= EXERCISE INSTRUCTIONS =
Find every line containing the word "light" and report the count, nothing more.

────────

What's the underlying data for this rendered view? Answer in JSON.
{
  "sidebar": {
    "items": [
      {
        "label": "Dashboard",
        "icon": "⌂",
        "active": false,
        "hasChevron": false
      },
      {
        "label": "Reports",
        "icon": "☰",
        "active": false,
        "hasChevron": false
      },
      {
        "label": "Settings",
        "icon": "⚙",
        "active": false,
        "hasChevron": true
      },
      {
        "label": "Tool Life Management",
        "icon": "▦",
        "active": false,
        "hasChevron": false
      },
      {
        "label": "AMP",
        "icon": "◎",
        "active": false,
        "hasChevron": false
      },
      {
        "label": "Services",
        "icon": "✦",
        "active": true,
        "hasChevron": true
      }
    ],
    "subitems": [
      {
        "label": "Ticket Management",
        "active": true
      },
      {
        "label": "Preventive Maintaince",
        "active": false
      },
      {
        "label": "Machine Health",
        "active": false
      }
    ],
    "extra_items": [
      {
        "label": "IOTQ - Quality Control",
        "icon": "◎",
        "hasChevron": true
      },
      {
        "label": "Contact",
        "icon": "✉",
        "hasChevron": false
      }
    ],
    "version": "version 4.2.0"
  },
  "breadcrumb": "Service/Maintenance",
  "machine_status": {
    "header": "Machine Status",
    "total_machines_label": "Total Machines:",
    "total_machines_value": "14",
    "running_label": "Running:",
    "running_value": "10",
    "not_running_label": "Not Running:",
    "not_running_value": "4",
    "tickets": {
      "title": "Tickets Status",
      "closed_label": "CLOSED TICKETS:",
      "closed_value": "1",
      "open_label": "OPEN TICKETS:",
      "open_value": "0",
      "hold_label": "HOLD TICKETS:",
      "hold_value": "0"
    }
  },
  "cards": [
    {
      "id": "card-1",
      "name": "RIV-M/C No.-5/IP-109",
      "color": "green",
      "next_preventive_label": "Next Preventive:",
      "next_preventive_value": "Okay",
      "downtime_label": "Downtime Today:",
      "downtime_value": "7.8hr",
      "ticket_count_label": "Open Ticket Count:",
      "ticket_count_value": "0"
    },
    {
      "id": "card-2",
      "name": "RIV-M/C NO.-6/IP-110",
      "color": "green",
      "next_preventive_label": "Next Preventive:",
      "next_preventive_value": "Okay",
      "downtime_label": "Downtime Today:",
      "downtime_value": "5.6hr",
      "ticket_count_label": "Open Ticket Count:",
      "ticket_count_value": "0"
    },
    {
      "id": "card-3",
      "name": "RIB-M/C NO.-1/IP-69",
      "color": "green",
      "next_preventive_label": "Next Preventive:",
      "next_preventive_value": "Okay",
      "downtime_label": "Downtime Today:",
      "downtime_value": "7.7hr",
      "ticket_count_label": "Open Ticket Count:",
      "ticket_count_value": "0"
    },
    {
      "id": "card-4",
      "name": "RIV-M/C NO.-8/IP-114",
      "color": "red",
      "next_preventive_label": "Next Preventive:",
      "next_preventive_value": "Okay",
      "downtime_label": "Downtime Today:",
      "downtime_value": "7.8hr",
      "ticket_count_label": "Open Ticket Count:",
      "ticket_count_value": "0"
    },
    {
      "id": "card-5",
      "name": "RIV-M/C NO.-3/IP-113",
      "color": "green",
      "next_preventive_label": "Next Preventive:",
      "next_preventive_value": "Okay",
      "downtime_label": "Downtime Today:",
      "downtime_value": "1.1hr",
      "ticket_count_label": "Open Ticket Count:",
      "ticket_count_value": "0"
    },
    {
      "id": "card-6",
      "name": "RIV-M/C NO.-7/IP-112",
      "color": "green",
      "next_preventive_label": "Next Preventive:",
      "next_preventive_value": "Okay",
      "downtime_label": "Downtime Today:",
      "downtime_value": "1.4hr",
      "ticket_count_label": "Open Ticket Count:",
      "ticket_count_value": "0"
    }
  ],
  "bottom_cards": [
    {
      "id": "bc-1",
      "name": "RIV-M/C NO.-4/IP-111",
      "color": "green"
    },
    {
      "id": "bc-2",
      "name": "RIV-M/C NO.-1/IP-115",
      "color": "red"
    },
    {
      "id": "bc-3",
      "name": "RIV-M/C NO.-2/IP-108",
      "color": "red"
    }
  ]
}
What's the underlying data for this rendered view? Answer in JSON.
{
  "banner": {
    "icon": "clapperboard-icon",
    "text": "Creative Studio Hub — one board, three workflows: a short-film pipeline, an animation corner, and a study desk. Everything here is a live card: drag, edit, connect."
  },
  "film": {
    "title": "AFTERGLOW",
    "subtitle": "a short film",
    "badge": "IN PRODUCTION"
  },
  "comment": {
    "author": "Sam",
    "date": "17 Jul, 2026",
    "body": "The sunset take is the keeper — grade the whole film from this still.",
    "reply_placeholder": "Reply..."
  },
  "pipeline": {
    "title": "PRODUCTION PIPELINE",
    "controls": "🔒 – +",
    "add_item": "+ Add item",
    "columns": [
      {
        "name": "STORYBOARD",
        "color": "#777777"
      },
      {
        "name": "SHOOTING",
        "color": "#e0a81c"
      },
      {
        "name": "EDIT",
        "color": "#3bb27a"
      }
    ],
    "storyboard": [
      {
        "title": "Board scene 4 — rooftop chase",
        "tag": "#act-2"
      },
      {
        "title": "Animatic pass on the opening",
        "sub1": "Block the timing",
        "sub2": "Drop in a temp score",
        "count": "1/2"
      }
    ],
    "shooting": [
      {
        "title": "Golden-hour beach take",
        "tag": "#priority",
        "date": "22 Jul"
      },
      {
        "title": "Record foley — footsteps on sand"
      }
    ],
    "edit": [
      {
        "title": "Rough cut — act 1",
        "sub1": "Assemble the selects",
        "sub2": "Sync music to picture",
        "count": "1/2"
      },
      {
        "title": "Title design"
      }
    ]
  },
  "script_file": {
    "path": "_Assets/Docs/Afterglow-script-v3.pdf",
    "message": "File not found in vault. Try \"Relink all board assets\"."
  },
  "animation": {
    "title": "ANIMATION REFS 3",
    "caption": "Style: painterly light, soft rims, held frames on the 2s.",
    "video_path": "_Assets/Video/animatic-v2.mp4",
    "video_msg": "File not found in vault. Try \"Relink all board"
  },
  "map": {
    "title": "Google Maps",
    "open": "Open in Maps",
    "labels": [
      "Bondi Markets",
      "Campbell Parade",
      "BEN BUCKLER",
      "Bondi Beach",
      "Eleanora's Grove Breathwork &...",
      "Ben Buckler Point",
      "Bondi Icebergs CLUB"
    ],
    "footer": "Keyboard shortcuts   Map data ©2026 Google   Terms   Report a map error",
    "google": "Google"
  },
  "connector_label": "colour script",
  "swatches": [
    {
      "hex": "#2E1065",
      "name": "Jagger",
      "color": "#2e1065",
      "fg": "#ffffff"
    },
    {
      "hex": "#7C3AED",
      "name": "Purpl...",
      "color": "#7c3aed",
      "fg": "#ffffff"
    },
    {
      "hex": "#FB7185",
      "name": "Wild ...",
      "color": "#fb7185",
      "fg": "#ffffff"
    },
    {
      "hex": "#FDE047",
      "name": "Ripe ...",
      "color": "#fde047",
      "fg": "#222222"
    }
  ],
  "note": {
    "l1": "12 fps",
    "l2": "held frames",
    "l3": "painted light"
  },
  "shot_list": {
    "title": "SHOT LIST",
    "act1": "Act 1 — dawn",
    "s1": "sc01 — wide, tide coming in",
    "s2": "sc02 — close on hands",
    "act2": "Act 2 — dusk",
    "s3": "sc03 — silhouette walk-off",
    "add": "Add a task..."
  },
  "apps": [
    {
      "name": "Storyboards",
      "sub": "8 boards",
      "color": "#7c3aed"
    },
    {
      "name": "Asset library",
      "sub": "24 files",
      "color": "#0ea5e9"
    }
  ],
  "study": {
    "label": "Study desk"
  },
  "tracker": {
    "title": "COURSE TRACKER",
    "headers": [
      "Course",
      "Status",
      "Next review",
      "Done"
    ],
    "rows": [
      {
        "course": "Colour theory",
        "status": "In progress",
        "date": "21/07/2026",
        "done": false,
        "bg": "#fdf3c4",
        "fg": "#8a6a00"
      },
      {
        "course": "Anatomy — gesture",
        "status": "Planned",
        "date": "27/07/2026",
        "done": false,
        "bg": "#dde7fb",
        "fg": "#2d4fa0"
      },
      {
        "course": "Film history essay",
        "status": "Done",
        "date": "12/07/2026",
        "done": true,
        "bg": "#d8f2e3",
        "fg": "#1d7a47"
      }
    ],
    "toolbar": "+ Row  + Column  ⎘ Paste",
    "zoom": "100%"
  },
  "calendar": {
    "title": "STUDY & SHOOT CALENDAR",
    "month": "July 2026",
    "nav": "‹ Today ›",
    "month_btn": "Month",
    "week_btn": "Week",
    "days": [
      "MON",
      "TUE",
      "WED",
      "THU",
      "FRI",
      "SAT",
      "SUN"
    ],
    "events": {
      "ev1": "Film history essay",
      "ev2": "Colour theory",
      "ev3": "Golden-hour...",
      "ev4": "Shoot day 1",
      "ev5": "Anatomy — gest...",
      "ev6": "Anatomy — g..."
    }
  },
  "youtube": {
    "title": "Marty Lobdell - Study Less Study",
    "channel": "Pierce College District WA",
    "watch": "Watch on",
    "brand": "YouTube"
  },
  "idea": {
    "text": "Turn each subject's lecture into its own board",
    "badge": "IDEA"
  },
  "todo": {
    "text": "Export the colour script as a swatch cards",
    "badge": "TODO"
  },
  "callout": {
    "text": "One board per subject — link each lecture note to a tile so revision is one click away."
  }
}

────────

= WRITTEN ANSWER =
2